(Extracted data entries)
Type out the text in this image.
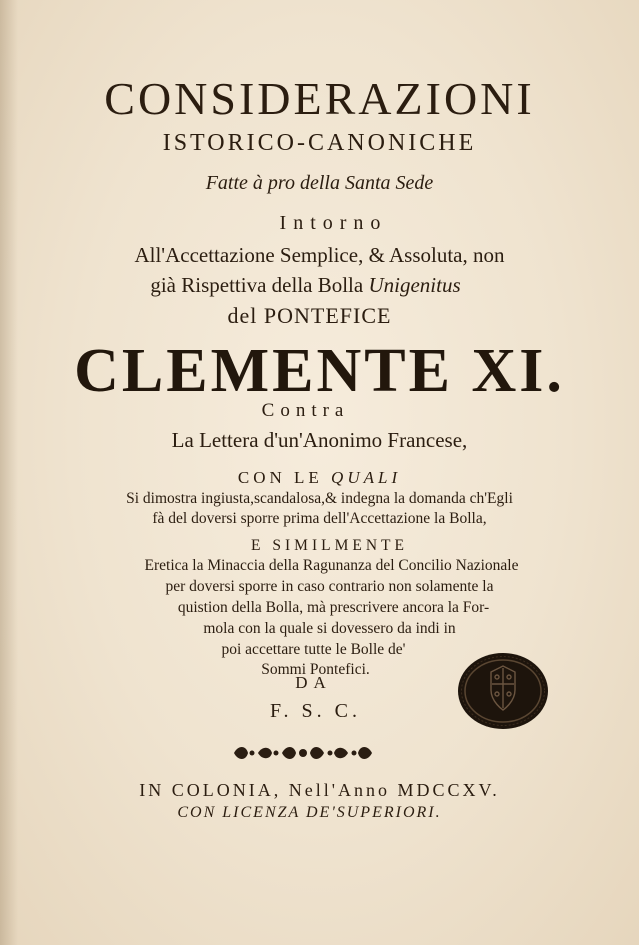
CONSIDERAZIONI
ISTORICO-CANONICHE
Fatte à pro della Santa Sede
Intorno
All'Accettazione Semplice, & Assoluta, non
già Rispettiva della Bolla Unigenitus
del PONTEFICE
CLEMENTE XI.
Contra
La Lettera d'un'Anonimo Francese,
CON LE QUALI
Si dimostra ingiusta,scandalosa,& indegna la domanda ch'Egli
fà del doversi sporre prima dell'Accettazione la Bolla,
E SIMILMENTE
Eretica la Minaccia della Ragunanza del Concilio Nazionale
per doversi sporre in caso contrario non solamente la
quistion della Bolla, mà prescrivere ancora la For-
mola con la quale si dovessero da indi in
poi accettare tutte le Bolle de'
Sommi Pontefici.
DA
F. S. C.
IN COLONIA, Nell'Anno MDCCXV.
CON LICENZA DE'SUPERIORI.
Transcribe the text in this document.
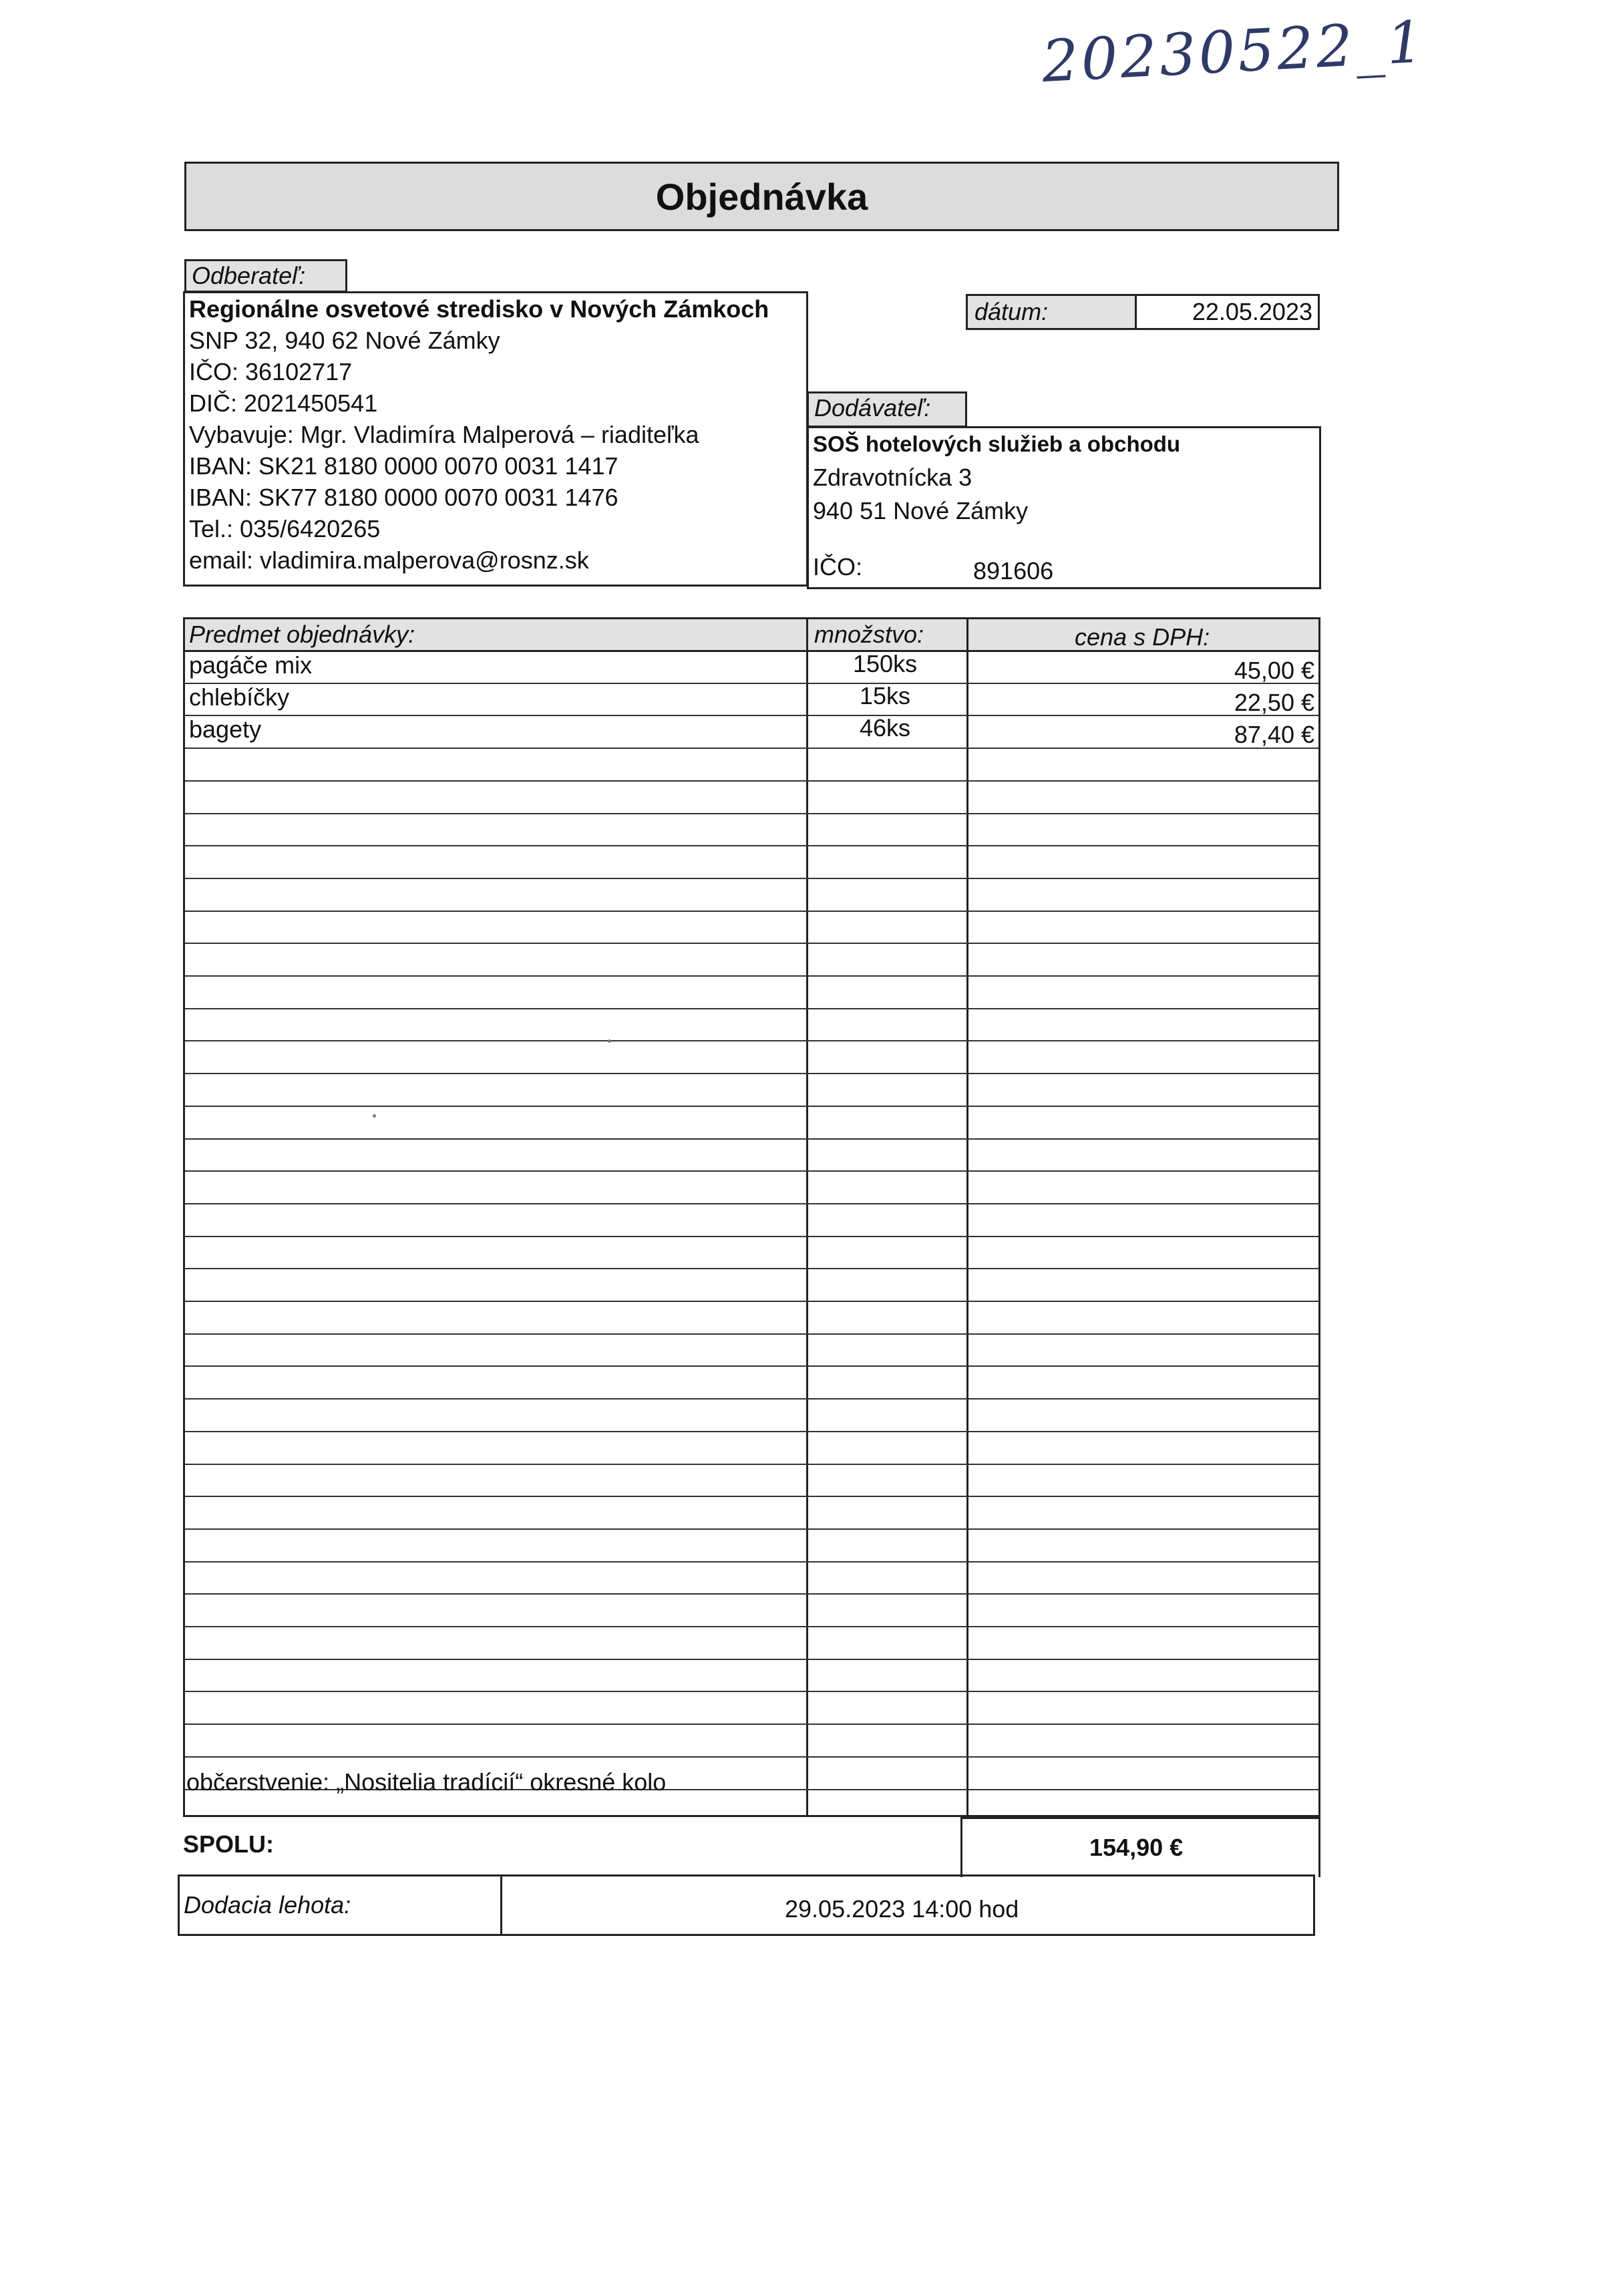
20230522_1
Objednávka
Odberateľ:
Regionálne osvetové stredisko v Nových Zámkoch
SNP 32, 940 62 Nové Zámky
IČO: 36102717
DIČ: 2021450541
Vybavuje: Mgr. Vladimíra Malperová – riaditeľka
IBAN: SK21 8180 0000 0070 0031 1417
IBAN: SK77 8180 0000 0070 0031 1476
Tel.: 035/6420265
email: vladimira.malperova@rosnz.sk
dátum:	22.05.2023
Dodávateľ:
SOŠ hotelových služieb a obchodu
Zdravotnícka 3
940 51 Nové Zámky
IČO:	891606
Predmet objednávky:	množstvo:	cena s DPH:
pagáče mix	150ks	45,00 €
chlebíčky	15ks	22,50 €
bagety	46ks	87,40 €
občerstvenie: „Nositelia tradícií“ okresné kolo
SPOLU:	154,90 €
Dodacia lehota:	29.05.2023 14:00 hod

• EXERCISE DIRECTIONS: Pictures are excluded; output everything else in the data verbatim.

• COMPLETED TASK:
Type out the text in this image.
CONSIDERAZIONI
ISTORICO-CANONICHE
Fatte à pro della Santa Sede
Intorno
All'Accettazione Semplice, & Assoluta, non
già Rispettiva della Bolla Unigenitus
del PONTEFICE
CLEMENTE XI.
Contra
La Lettera d'un'Anonimo Francese,
CON LE QUALI
Si dimostra ingiusta,scandalosa,& indegna la domanda ch'Egli
fà del doversi sporre prima dell'Accettazione la Bolla,
E SIMILMENTE
Eretica la Minaccia della Ragunanza del Concilio Nazionale
per doversi sporre in caso contrario non solamente la
quistion della Bolla, mà prescrivere ancora la For-
mola con la quale si dovessero da indi in
poi accettare tutte le Bolle de'
Sommi Pontefici.
DA
F. S. C.
IN COLONIA, Nell'Anno MDCCXV.
CON LICENZA DE'SUPERIORI.
Transcribe the text in this document.
20230522_1
Objednávka
Odberateľ:
Regionálne osvetové stredisko v Nových Zámkoch
SNP 32, 940 62 Nové Zámky
IČO: 36102717
DIČ: 2021450541
Vybavuje: Mgr. Vladimíra Malperová – riaditeľka
IBAN: SK21 8180 0000 0070 0031 1417
IBAN: SK77 8180 0000 0070 0031 1476
Tel.: 035/6420265
email: vladimira.malperova@rosnz.sk
dátum:	22.05.2023
Dodávateľ:
SOŠ hotelových služieb a obchodu
Zdravotnícka 3
940 51 Nové Zámky
IČO:	891606
Predmet objednávky:	množstvo:	cena s DPH:
pagáče mix	150ks	45,00 €
chlebíčky	15ks	22,50 €
bagety	46ks	87,40 €
občerstvenie: „Nositelia tradícií“ okresné kolo
SPOLU:	154,90 €
Dodacia lehota:	29.05.2023 14:00 hod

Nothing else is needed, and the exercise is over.